◆ **What to do**
Extract the full listing verbatim and drop any pictures from your copy.

◆ **Exercise inputs**
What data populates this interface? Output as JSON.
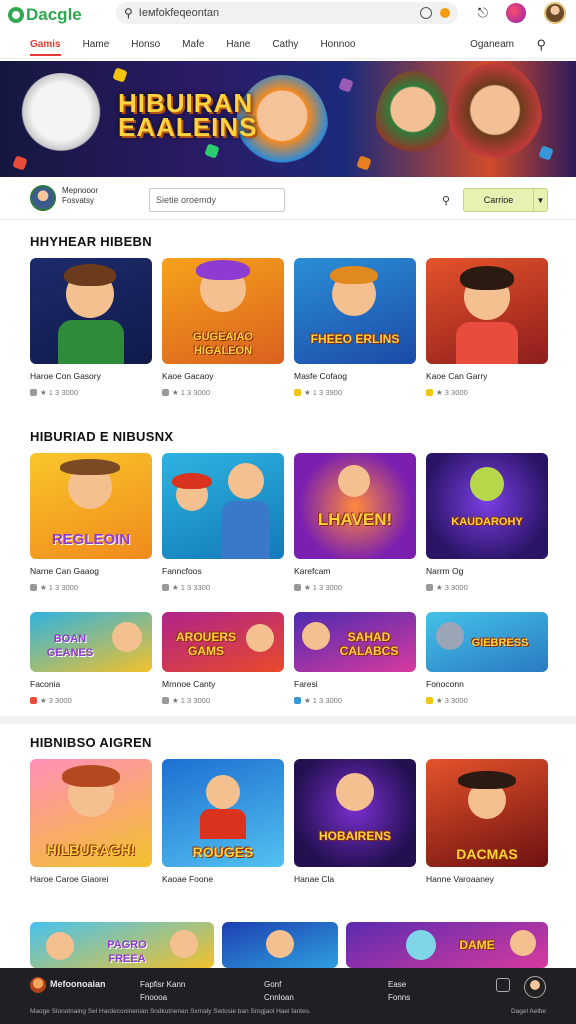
{
  "header": {
    "logo_text": "Dacgle",
    "search_value": "Iемfokfeqeontan",
    "colors": {
      "logo": "#2fa84f",
      "accent": "#e53935"
    }
  },
  "nav": {
    "items": [
      "Gamis",
      "Hame",
      "Honso",
      "Mafe",
      "Hane",
      "Cathy",
      "Honnoo"
    ],
    "right_label": "Oganeam"
  },
  "banner": {
    "title_line1": "HIBUIRAN",
    "title_line2": "EAALEINS"
  },
  "filter": {
    "name_line1": "Mepnooor",
    "name_line2": "Fosvatsy",
    "input_placeholder": "Sietie oroemdy",
    "button_label": "Carrioe"
  },
  "sections": [
    {
      "title": "HHYHEAR HIBEBN",
      "cards": [
        {
          "name": "Haroe Con Gasory",
          "meta": "★ 1 3 3000",
          "tag": ""
        },
        {
          "name": "Kaoe Gacaoy",
          "meta": "★ 1 3 3000",
          "tag": "GUGEAIAO HIGALEON"
        },
        {
          "name": "Masfe Cofaog",
          "meta": "★ 1 3 3900",
          "tag": "FHEEO ERLINS"
        },
        {
          "name": "Kaoe Can Garry",
          "meta": "★ 3 3000",
          "tag": ""
        }
      ]
    },
    {
      "title": "HIBURIAD E NIBUSNX",
      "cards": [
        {
          "name": "Narne Can Gaaog",
          "meta": "★ 1 3 3000",
          "tag": "REGLEOIN"
        },
        {
          "name": "Fanncfoos",
          "meta": "★ 1 3 3300",
          "tag": ""
        },
        {
          "name": "Karefcam",
          "meta": "★ 1 3 3000",
          "tag": "LHAVEN!"
        },
        {
          "name": "Narrm Og",
          "meta": "★ 3 3000",
          "tag": "KAUDAROHY"
        }
      ],
      "cards2": [
        {
          "name": "Faconia",
          "meta": "★ 3 3000",
          "tag": "BOAN GEANES"
        },
        {
          "name": "Mrnnoe Canty",
          "meta": "★ 1 3 3000",
          "tag": "AROUERS GAMS"
        },
        {
          "name": "Faresi",
          "meta": "★ 1 3 3000",
          "tag": "SAHAD CALABCS"
        },
        {
          "name": "Fonoconn",
          "meta": "★ 3 3000",
          "tag": "GIEBRESS"
        }
      ]
    },
    {
      "title": "HIBNIBSO AIGREN",
      "cards": [
        {
          "name": "Haroe Caroe Giaorei",
          "meta": "",
          "tag": "HILBURAGH!"
        },
        {
          "name": "Kaoae Foone",
          "meta": "",
          "tag": "ROUGES"
        },
        {
          "name": "Hanae Cla",
          "meta": "",
          "tag": "HOBAIRENS"
        },
        {
          "name": "Hanne Varoaaney",
          "meta": "",
          "tag": "DACMAS"
        }
      ],
      "cards2": [
        {
          "name": "",
          "meta": "",
          "tag": "PAGRO FREEA"
        },
        {
          "name": "",
          "meta": "",
          "tag": ""
        },
        {
          "name": "",
          "meta": "",
          "tag": "DAME"
        }
      ]
    }
  ],
  "footer": {
    "brand": "Mefoonoaian",
    "col1": [
      "Fapfisr Kann",
      "Fnoooa"
    ],
    "col2": [
      "Gonf",
      "Cnnloan"
    ],
    "col3": [
      "Ease",
      "Fonns"
    ],
    "legal": "Maoge Slonotnaing Sel Hardeconinenian Sndkutnenan Sxmaly Swtosie ban Srogjaol Haei fantes.",
    "legal_right": "Dagel Aelbe"
  }
}
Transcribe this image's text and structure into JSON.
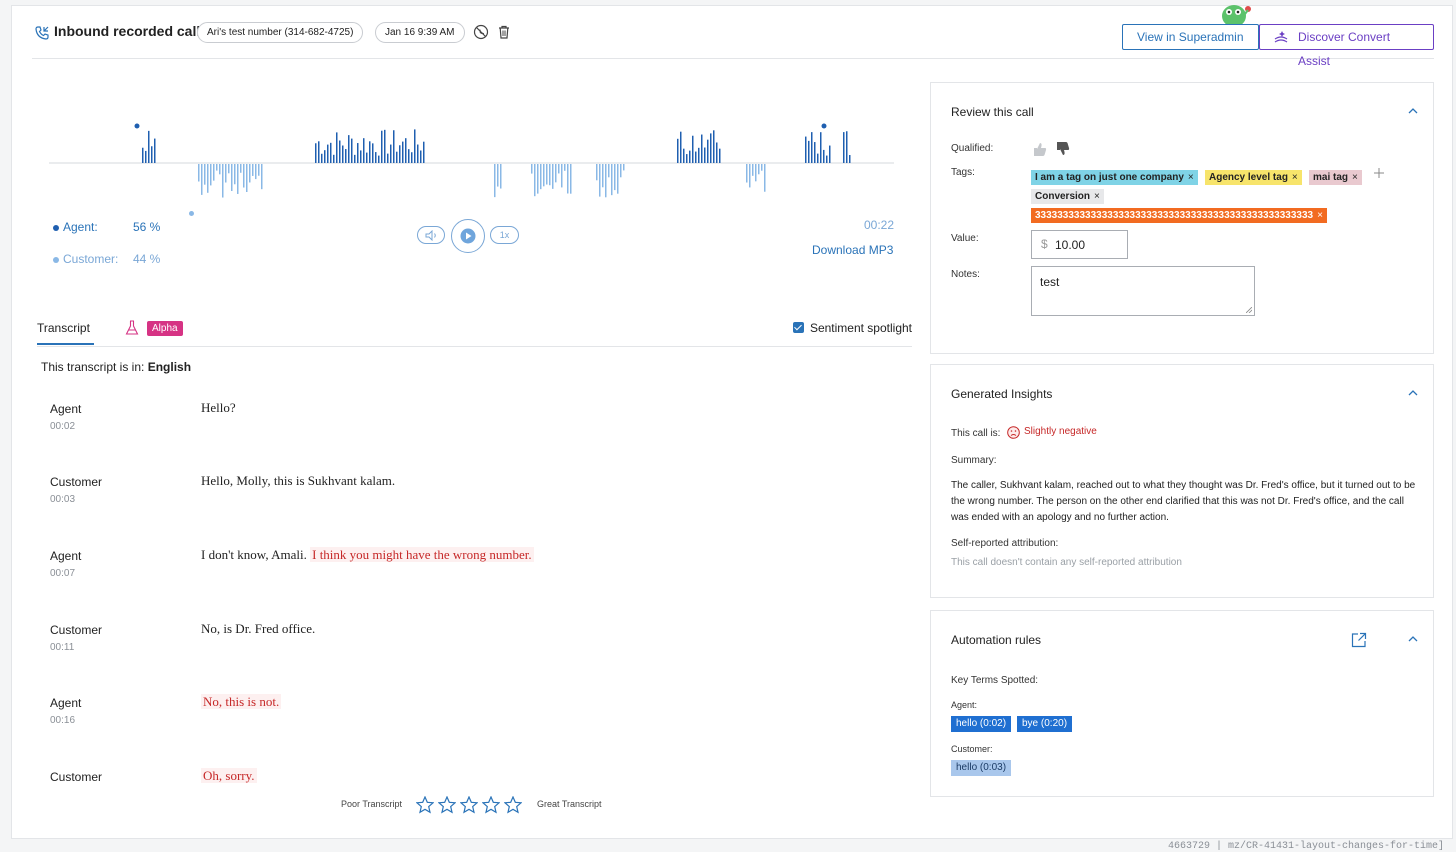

◆ **Answer for this exercise**
What data populates this interface? Output as JSON.
{
  "header": {
    "logo_text": "Dacgle",
    "search_value": "Iемfokfeqeontan",
    "colors": {
      "logo": "#2fa84f",
      "accent": "#e53935"
    }
  },
  "nav": {
    "items": [
      "Gamis",
      "Hame",
      "Honso",
      "Mafe",
      "Hane",
      "Cathy",
      "Honnoo"
    ],
    "right_label": "Oganeam"
  },
  "banner": {
    "title_line1": "HIBUIRAN",
    "title_line2": "EAALEINS"
  },
  "filter": {
    "name_line1": "Mepnooor",
    "name_line2": "Fosvatsy",
    "input_placeholder": "Sietie oroemdy",
    "button_label": "Carrioe"
  },
  "sections": [
    {
      "title": "HHYHEAR HIBEBN",
      "cards": [
        {
          "name": "Haroe Con Gasory",
          "meta": "★ 1 3 3000",
          "tag": ""
        },
        {
          "name": "Kaoe Gacaoy",
          "meta": "★ 1 3 3000",
          "tag": "GUGEAIAO HIGALEON"
        },
        {
          "name": "Masfe Cofaog",
          "meta": "★ 1 3 3900",
          "tag": "FHEEO ERLINS"
        },
        {
          "name": "Kaoe Can Garry",
          "meta": "★ 3 3000",
          "tag": ""
        }
      ]
    },
    {
      "title": "HIBURIAD E NIBUSNX",
      "cards": [
        {
          "name": "Narne Can Gaaog",
          "meta": "★ 1 3 3000",
          "tag": "REGLEOIN"
        },
        {
          "name": "Fanncfoos",
          "meta": "★ 1 3 3300",
          "tag": ""
        },
        {
          "name": "Karefcam",
          "meta": "★ 1 3 3000",
          "tag": "LHAVEN!"
        },
        {
          "name": "Narrm Og",
          "meta": "★ 3 3000",
          "tag": "KAUDAROHY"
        }
      ],
      "cards2": [
        {
          "name": "Faconia",
          "meta": "★ 3 3000",
          "tag": "BOAN GEANES"
        },
        {
          "name": "Mrnnoe Canty",
          "meta": "★ 1 3 3000",
          "tag": "AROUERS GAMS"
        },
        {
          "name": "Faresi",
          "meta": "★ 1 3 3000",
          "tag": "SAHAD CALABCS"
        },
        {
          "name": "Fonoconn",
          "meta": "★ 3 3000",
          "tag": "GIEBRESS"
        }
      ]
    },
    {
      "title": "HIBNIBSO AIGREN",
      "cards": [
        {
          "name": "Haroe Caroe Giaorei",
          "meta": "",
          "tag": "HILBURAGH!"
        },
        {
          "name": "Kaoae Foone",
          "meta": "",
          "tag": "ROUGES"
        },
        {
          "name": "Hanae Cla",
          "meta": "",
          "tag": "HOBAIRENS"
        },
        {
          "name": "Hanne Varoaaney",
          "meta": "",
          "tag": "DACMAS"
        }
      ],
      "cards2": [
        {
          "name": "",
          "meta": "",
          "tag": "PAGRO FREEA"
        },
        {
          "name": "",
          "meta": "",
          "tag": ""
        },
        {
          "name": "",
          "meta": "",
          "tag": "DAME"
        }
      ]
    }
  ],
  "footer": {
    "brand": "Mefoonoaian",
    "col1": [
      "Fapfisr Kann",
      "Fnoooa"
    ],
    "col2": [
      "Gonf",
      "Cnnloan"
    ],
    "col3": [
      "Ease",
      "Fonns"
    ],
    "legal": "Maoge Slonotnaing Sel Hardeconinenian Sndkutnenan Sxmaly Swtosie ban Srogjaol Haei fantes.",
    "legal_right": "Dagel Aelbe"
  }
}
Transcribe this image's text and structure into JSON.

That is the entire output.